··· DATA LINES
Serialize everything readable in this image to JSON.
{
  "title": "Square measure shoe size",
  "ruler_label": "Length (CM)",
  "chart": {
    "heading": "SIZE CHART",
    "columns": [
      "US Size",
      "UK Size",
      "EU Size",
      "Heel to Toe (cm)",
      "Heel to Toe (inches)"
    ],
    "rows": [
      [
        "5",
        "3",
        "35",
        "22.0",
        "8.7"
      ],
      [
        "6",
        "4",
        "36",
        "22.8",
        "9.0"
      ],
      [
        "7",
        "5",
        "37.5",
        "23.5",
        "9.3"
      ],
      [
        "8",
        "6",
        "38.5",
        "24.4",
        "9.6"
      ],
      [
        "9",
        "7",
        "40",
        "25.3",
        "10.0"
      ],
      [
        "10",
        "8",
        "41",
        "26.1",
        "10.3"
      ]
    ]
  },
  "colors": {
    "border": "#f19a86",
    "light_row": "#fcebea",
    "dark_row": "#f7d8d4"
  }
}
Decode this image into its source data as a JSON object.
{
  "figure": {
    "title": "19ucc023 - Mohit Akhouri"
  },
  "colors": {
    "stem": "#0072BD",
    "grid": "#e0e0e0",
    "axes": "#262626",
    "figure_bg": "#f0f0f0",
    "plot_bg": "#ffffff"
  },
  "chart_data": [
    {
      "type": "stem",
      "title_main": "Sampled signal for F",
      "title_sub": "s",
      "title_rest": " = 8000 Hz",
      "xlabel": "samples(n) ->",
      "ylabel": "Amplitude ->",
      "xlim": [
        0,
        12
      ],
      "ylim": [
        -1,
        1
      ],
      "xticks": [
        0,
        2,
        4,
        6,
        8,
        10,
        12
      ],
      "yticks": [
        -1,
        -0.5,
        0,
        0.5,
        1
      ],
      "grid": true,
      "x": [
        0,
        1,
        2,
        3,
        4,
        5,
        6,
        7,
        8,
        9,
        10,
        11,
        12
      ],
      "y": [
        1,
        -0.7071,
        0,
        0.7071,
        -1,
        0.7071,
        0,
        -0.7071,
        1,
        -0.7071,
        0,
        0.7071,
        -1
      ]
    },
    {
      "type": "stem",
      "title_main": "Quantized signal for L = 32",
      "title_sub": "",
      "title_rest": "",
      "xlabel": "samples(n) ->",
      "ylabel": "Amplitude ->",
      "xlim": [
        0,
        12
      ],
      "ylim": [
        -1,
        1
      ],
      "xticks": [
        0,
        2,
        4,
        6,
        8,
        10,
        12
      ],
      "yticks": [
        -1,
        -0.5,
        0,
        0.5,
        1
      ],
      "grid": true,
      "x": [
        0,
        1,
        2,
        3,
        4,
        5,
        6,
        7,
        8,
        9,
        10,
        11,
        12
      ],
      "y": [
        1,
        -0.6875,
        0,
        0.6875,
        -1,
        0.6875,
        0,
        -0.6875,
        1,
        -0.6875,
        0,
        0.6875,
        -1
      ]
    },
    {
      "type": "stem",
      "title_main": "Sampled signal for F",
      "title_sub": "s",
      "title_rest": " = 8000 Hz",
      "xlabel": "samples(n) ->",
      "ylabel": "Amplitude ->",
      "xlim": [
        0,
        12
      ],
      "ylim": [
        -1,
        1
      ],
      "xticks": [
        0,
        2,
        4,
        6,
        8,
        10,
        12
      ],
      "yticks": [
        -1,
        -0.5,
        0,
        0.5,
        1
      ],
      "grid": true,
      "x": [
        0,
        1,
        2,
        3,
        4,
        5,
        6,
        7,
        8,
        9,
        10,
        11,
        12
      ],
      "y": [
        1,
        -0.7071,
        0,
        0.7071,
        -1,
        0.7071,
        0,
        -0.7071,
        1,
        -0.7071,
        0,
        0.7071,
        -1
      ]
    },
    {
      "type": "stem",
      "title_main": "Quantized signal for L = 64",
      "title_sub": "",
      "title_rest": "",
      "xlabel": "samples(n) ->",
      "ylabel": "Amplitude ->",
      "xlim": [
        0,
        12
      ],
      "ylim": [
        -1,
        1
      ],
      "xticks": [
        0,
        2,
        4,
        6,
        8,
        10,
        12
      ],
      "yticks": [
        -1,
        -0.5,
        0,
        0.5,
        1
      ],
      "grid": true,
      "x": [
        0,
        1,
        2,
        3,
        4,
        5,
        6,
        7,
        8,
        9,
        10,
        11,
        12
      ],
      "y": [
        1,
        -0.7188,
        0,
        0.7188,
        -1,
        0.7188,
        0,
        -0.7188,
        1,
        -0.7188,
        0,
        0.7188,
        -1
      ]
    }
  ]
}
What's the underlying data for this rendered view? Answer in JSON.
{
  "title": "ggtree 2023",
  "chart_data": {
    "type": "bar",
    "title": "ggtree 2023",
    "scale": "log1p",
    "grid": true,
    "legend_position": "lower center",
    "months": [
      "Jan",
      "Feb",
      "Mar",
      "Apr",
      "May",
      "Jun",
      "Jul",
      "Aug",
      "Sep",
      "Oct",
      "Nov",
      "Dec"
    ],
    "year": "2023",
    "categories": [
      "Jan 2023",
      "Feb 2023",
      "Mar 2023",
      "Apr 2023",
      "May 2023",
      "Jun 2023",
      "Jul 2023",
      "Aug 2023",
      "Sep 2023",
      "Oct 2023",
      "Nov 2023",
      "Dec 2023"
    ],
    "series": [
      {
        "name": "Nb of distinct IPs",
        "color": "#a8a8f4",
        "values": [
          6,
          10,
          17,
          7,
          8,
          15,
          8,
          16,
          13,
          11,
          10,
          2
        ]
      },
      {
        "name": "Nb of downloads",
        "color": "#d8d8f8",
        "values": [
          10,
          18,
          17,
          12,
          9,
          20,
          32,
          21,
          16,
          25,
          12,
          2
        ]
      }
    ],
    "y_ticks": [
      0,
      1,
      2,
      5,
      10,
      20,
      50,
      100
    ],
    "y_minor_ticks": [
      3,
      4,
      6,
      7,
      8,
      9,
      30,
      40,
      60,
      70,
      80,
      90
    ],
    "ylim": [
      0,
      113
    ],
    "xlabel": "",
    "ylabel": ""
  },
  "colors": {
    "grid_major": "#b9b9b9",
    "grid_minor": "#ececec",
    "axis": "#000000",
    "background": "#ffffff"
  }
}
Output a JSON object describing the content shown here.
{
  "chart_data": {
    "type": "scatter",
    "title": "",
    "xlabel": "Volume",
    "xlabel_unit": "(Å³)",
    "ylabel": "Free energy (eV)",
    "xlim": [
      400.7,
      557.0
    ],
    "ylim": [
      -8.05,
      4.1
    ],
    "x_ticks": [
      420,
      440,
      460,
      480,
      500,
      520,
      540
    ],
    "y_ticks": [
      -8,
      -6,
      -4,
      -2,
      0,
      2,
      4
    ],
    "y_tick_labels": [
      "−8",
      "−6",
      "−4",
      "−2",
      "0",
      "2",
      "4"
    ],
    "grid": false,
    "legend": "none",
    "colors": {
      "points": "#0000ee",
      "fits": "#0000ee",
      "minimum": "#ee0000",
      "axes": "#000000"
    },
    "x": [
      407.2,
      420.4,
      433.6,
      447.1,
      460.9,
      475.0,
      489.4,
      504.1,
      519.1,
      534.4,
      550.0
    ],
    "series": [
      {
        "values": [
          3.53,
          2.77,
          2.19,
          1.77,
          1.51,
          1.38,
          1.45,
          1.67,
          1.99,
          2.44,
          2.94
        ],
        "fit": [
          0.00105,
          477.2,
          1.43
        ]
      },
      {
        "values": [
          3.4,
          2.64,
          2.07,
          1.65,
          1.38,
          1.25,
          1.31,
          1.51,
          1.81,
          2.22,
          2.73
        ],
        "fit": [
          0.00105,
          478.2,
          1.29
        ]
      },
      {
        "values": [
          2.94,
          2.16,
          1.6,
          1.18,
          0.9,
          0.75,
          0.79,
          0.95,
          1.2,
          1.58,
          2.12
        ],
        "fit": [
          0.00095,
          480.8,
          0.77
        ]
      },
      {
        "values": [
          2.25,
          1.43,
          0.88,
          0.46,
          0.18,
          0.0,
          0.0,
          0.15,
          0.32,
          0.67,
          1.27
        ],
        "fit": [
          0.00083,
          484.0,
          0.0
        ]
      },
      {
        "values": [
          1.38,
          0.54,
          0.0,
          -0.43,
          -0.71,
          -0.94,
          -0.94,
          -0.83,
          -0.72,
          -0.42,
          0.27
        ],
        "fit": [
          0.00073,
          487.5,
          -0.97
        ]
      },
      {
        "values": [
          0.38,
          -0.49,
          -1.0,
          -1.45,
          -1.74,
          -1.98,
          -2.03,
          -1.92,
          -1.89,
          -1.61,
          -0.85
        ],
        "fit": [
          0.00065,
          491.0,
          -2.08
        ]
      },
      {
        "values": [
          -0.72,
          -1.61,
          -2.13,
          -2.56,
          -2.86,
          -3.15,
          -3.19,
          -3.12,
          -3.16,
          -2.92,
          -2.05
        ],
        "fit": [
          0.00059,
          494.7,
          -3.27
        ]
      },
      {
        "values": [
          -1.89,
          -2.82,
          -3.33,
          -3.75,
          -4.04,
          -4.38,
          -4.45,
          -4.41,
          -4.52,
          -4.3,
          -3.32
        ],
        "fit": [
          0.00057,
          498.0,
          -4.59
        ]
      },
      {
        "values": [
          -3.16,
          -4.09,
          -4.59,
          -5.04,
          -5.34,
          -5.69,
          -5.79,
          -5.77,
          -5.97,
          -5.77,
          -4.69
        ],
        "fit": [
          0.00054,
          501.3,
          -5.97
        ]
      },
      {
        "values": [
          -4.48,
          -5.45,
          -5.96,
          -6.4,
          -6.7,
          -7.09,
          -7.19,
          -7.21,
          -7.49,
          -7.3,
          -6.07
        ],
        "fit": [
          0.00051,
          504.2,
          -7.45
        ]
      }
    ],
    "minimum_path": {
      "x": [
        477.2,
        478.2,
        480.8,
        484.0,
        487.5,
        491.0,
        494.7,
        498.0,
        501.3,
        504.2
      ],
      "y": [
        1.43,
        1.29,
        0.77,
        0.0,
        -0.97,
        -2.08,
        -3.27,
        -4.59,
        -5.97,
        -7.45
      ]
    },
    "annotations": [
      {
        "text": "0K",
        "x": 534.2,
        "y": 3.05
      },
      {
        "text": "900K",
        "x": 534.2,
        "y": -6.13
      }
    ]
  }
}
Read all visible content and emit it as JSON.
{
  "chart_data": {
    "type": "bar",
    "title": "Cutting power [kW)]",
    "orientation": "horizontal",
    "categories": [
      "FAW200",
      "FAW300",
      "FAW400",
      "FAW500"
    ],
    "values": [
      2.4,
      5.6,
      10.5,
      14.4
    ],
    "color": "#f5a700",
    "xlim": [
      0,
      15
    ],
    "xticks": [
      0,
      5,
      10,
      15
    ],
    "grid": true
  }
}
······
TASK >>
Find the word "image" and list each line it appears in.

TASK ANSWER >>
Serialize everything readable in this image to JSON.
Decode this image into its source data as a JSON object.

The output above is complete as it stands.